GOAL OF THE EXERCISE:
Pull each line holding "final" out of the entries below.

DATA EXCERPTS:
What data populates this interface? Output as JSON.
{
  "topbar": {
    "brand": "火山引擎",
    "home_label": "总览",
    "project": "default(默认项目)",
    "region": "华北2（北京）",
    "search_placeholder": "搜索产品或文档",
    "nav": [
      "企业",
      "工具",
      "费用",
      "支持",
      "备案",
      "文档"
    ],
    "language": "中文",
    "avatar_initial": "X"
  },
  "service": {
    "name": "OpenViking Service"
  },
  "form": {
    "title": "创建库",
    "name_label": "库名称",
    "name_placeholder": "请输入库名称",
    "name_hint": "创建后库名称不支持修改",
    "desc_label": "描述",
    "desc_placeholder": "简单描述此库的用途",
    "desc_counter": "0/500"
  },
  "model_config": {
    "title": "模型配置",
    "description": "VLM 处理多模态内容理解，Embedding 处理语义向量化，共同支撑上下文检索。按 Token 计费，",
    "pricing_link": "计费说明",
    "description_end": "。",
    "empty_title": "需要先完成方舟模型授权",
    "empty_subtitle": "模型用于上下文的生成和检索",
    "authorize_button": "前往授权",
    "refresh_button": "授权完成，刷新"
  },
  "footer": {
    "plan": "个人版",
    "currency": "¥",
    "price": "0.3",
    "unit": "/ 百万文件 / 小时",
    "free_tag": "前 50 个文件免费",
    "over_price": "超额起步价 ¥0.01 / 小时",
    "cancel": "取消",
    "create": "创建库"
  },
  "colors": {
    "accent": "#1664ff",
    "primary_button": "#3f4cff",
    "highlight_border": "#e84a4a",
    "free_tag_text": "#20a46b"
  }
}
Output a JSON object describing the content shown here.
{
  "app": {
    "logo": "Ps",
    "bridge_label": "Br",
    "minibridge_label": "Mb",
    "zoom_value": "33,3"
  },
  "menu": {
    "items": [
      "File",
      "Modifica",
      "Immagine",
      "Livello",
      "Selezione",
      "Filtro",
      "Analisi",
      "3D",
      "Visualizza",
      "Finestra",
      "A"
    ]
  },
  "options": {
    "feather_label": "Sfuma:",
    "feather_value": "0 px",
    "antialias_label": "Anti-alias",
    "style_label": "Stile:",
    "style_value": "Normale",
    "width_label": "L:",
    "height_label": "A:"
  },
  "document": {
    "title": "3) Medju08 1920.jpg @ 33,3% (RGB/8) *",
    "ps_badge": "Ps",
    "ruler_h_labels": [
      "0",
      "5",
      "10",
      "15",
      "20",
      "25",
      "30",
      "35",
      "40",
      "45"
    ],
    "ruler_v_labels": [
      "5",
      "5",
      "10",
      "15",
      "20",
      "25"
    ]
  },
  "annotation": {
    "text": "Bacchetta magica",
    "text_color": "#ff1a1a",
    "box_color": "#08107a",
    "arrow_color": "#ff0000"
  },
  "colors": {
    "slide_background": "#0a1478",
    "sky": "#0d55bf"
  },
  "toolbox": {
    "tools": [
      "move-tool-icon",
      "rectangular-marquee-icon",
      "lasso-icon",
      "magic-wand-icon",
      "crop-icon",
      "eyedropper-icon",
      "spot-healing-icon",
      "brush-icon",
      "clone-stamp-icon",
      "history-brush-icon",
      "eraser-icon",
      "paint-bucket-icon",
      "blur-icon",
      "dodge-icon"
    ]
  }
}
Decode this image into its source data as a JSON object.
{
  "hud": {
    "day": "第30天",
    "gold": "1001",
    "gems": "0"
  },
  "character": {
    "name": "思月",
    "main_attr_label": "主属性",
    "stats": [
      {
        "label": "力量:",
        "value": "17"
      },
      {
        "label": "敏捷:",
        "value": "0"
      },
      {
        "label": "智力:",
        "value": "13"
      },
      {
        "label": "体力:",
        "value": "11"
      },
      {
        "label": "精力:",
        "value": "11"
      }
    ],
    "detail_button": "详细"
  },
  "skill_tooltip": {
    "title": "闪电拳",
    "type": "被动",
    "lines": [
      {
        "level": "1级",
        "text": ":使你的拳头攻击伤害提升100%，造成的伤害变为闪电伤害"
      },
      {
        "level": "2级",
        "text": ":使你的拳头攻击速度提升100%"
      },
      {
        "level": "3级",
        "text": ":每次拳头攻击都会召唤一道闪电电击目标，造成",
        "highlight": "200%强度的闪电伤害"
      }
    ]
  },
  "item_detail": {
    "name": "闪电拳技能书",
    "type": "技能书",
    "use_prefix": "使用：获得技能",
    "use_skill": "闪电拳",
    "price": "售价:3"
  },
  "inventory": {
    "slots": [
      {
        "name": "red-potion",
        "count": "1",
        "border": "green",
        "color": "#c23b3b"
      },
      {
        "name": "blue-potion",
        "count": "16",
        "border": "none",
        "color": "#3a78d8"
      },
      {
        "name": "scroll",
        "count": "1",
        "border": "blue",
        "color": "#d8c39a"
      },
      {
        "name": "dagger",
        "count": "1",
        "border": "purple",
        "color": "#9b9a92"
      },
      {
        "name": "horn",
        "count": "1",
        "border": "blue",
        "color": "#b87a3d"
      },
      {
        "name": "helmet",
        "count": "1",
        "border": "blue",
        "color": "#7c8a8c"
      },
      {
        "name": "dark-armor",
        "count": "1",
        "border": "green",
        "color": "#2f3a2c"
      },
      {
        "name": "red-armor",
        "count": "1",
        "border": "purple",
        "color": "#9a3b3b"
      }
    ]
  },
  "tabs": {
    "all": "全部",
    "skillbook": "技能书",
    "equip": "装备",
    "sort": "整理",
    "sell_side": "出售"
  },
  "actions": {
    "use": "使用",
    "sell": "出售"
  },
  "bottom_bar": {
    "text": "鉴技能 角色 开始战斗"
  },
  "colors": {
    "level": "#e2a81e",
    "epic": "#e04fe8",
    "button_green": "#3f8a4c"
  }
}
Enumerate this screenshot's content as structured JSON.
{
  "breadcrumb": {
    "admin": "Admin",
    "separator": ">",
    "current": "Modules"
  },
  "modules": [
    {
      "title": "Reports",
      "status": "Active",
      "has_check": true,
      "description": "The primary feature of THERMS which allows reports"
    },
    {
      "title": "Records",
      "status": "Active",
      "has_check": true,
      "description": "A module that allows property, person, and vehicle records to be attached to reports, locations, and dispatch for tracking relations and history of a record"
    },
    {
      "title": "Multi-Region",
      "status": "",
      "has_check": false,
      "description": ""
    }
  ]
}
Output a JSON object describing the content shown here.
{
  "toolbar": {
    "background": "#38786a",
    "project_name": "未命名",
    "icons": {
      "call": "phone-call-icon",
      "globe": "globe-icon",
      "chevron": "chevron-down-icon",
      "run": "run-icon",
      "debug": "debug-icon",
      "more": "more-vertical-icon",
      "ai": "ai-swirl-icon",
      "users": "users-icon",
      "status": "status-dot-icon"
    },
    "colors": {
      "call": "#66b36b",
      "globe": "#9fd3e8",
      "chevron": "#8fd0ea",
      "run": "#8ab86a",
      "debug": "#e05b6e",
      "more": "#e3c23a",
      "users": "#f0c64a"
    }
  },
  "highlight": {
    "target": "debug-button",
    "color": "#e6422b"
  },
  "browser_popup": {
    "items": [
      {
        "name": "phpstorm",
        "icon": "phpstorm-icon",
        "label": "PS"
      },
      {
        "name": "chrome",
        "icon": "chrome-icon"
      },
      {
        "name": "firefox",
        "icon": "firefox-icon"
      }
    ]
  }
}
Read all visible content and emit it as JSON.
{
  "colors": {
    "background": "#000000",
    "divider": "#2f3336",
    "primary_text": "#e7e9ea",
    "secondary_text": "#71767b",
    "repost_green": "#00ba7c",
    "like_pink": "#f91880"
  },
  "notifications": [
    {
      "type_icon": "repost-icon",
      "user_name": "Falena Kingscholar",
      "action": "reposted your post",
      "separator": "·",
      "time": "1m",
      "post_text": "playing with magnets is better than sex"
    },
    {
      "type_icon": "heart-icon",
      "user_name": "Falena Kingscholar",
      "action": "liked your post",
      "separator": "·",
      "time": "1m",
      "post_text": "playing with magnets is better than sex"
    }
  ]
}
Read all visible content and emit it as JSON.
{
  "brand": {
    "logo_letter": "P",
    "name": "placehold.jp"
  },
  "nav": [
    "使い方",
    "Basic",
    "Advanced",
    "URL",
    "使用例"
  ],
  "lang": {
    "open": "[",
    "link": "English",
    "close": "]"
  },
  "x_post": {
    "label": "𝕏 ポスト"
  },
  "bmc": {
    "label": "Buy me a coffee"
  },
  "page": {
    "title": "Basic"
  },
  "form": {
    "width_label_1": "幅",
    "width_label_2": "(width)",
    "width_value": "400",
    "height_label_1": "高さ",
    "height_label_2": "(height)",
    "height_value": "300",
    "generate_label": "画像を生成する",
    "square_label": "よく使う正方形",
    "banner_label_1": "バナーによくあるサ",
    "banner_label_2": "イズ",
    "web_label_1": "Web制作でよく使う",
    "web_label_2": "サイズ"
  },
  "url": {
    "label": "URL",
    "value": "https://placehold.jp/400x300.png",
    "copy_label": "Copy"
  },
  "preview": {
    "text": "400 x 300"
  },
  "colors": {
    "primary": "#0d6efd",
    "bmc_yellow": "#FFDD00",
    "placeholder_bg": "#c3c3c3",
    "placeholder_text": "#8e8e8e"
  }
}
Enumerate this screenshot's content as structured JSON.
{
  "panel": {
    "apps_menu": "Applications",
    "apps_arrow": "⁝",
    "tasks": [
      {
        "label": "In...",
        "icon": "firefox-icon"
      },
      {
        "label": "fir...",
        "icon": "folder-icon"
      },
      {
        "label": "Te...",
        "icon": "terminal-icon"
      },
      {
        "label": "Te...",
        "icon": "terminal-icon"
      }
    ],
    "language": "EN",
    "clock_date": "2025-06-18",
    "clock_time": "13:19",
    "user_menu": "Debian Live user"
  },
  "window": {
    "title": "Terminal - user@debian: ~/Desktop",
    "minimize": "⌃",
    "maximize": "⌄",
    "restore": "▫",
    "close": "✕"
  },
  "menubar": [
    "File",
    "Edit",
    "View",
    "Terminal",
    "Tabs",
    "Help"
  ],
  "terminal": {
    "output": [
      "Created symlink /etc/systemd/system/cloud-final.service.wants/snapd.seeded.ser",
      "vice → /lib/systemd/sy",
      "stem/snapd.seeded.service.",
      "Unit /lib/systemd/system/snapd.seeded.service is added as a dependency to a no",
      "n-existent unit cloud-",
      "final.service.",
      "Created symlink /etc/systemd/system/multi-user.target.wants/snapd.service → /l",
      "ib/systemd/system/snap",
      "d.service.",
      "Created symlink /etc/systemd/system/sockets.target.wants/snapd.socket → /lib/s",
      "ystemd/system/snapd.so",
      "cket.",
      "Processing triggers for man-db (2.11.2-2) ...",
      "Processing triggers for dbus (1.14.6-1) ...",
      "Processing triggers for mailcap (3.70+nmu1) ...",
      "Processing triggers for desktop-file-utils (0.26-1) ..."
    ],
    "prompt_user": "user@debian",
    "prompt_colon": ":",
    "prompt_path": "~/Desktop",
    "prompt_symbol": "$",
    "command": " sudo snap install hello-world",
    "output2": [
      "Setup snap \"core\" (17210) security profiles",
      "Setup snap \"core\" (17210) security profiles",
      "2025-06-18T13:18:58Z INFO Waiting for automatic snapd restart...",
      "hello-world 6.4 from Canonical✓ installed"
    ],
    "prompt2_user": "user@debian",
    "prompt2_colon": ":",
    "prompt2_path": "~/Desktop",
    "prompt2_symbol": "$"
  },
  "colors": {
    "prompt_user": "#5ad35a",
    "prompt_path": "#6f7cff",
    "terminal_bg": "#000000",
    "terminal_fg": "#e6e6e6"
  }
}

EXERCISE SOLUTION:
      "Created symlink /etc/systemd/system/cloud-final.service.wants/snapd.seeded.ser",
      "final.service.",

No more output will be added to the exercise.